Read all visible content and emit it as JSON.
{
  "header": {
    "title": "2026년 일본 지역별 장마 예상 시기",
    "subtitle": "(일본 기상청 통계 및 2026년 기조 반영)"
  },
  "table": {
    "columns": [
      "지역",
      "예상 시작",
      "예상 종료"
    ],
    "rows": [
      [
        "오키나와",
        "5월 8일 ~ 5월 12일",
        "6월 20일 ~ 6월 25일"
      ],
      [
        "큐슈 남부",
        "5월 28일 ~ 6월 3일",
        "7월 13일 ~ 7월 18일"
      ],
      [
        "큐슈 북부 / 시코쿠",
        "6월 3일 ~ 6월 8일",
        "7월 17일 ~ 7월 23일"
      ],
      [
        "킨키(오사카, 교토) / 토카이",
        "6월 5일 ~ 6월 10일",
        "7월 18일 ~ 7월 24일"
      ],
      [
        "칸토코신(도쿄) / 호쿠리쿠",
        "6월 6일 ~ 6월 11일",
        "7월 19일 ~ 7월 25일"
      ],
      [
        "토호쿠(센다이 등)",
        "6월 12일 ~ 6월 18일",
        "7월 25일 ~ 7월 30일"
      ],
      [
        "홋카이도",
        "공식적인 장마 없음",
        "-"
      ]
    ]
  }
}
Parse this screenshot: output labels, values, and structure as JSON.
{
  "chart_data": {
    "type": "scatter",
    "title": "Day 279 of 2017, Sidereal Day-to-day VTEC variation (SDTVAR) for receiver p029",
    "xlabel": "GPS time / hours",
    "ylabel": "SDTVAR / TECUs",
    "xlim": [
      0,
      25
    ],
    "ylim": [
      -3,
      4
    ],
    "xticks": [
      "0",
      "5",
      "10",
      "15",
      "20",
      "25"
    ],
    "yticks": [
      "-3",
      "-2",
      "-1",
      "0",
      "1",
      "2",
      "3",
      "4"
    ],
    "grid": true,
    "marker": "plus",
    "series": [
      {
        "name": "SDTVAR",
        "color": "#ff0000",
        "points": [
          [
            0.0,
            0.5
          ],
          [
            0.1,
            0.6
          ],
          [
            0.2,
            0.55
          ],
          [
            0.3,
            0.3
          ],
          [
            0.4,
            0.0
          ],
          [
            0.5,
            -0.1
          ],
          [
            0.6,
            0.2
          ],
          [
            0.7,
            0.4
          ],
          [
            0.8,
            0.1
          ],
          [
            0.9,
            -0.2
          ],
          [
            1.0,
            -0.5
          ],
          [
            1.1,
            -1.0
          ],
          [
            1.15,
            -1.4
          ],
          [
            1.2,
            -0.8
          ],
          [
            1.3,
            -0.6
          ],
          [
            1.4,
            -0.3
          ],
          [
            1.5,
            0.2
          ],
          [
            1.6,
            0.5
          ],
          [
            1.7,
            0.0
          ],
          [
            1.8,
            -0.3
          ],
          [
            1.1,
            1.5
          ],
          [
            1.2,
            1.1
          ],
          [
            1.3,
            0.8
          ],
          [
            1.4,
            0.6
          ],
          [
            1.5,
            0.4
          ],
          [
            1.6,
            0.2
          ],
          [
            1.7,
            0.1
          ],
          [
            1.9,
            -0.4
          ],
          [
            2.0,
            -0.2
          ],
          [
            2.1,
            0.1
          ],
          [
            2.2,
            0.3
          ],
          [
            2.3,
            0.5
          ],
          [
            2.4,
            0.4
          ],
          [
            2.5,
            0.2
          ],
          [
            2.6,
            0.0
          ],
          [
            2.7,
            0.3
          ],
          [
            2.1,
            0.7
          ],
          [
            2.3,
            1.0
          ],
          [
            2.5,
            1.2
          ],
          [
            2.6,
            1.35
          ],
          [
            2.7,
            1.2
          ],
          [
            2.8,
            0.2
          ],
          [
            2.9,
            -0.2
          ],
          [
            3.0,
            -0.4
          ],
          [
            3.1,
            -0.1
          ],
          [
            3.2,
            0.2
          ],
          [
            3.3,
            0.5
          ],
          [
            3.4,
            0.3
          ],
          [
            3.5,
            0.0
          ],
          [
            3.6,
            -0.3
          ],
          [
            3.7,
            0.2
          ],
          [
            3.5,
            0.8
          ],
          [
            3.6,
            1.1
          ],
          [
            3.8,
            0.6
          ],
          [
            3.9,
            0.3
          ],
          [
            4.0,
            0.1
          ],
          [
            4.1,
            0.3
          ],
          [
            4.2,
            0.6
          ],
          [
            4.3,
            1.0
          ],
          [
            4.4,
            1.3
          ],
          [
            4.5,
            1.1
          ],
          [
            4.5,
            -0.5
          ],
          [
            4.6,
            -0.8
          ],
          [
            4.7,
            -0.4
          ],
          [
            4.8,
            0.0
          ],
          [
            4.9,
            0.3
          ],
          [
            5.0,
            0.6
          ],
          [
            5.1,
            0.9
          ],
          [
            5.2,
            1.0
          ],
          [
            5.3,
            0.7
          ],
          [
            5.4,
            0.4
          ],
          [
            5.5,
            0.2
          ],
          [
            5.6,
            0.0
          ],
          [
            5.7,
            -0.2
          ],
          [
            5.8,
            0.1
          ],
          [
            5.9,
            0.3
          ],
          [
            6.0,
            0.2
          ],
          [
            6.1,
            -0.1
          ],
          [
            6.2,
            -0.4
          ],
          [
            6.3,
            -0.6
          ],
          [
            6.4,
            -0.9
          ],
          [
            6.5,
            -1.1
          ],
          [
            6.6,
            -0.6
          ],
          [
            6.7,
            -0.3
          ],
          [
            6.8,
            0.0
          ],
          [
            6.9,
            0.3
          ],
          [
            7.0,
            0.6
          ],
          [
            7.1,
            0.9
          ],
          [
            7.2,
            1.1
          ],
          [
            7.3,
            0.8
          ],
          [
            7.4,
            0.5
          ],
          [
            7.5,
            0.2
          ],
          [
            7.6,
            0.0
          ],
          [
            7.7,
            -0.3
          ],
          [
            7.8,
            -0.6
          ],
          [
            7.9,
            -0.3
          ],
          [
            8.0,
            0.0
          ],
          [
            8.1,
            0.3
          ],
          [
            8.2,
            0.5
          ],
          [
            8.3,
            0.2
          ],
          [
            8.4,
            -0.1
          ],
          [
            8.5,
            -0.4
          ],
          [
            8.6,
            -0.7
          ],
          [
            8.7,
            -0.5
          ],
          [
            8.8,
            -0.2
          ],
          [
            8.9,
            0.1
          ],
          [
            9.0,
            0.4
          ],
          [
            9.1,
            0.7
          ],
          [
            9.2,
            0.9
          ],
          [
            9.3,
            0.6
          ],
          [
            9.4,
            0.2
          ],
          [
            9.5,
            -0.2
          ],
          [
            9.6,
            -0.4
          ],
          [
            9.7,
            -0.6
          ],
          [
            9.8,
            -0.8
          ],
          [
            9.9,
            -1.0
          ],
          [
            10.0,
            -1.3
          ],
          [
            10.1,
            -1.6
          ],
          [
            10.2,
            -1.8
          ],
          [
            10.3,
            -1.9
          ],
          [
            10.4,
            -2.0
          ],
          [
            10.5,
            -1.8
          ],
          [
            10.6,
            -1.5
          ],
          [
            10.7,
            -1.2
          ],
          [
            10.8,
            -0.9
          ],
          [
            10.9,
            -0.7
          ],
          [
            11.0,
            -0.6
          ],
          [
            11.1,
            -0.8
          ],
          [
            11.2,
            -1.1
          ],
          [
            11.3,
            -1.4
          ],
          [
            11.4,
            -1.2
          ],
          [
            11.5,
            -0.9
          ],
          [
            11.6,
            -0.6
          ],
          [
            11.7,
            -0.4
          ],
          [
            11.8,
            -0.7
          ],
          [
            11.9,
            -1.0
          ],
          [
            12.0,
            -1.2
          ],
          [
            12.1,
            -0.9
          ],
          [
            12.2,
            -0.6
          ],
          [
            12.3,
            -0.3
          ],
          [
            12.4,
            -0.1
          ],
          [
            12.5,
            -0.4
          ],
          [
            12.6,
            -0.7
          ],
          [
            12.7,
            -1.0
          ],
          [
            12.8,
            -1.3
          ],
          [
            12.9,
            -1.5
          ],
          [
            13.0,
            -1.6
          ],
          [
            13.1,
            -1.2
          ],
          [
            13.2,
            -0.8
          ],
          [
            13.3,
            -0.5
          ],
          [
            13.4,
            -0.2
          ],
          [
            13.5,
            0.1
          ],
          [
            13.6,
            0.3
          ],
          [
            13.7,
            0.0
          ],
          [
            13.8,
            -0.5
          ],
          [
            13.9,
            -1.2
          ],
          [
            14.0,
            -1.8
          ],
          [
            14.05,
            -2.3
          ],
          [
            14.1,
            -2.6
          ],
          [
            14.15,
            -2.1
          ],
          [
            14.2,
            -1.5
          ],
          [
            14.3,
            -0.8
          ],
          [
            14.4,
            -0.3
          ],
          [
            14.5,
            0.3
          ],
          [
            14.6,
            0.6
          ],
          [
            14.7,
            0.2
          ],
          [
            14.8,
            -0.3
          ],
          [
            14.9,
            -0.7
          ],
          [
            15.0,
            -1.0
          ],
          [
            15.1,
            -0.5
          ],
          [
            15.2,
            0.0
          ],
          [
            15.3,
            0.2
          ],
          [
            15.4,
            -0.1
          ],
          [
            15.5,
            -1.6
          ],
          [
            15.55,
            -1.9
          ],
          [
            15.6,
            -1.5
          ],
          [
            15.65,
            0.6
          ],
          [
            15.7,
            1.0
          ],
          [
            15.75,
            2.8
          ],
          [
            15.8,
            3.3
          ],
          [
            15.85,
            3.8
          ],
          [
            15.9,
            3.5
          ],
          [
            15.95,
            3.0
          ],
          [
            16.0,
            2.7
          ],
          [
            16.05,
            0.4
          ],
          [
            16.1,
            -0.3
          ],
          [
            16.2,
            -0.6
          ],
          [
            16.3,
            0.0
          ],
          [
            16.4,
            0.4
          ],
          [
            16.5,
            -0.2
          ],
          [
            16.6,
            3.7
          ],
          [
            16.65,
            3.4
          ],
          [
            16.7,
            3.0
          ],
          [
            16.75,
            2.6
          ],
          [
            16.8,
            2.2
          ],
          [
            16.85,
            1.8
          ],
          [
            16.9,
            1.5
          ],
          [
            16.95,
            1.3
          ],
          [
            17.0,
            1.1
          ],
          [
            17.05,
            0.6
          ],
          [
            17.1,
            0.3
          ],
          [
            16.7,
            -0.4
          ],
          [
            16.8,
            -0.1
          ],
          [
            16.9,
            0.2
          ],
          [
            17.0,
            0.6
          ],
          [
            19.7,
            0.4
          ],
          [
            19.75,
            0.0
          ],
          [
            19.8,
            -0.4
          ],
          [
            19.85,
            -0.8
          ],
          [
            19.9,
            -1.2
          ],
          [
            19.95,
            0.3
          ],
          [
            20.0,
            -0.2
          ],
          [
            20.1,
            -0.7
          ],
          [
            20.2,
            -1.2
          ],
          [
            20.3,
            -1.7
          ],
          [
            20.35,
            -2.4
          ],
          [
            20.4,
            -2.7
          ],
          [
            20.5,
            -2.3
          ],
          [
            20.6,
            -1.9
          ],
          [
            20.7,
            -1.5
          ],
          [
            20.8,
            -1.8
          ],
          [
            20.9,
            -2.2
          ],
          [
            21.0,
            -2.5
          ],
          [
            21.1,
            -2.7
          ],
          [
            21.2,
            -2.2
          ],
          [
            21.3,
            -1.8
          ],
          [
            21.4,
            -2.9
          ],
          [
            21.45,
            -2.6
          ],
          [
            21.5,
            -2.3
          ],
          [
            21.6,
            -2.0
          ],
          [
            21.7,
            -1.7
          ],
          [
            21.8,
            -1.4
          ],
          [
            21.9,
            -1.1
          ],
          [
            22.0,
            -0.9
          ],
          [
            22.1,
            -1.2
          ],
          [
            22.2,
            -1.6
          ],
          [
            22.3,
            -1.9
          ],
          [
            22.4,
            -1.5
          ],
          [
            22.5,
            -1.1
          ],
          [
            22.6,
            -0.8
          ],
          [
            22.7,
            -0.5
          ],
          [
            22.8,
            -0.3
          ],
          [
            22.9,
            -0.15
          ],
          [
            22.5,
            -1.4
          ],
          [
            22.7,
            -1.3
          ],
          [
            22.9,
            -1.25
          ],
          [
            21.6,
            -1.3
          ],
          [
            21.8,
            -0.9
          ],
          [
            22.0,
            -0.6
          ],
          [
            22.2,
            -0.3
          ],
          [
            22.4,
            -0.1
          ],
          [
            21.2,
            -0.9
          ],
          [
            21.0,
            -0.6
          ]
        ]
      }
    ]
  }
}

**STATED TASK**
Only the number is needed: state how many lines in the listing contain "SDTVAR".

**RESPONSE TO THIS TASK**
3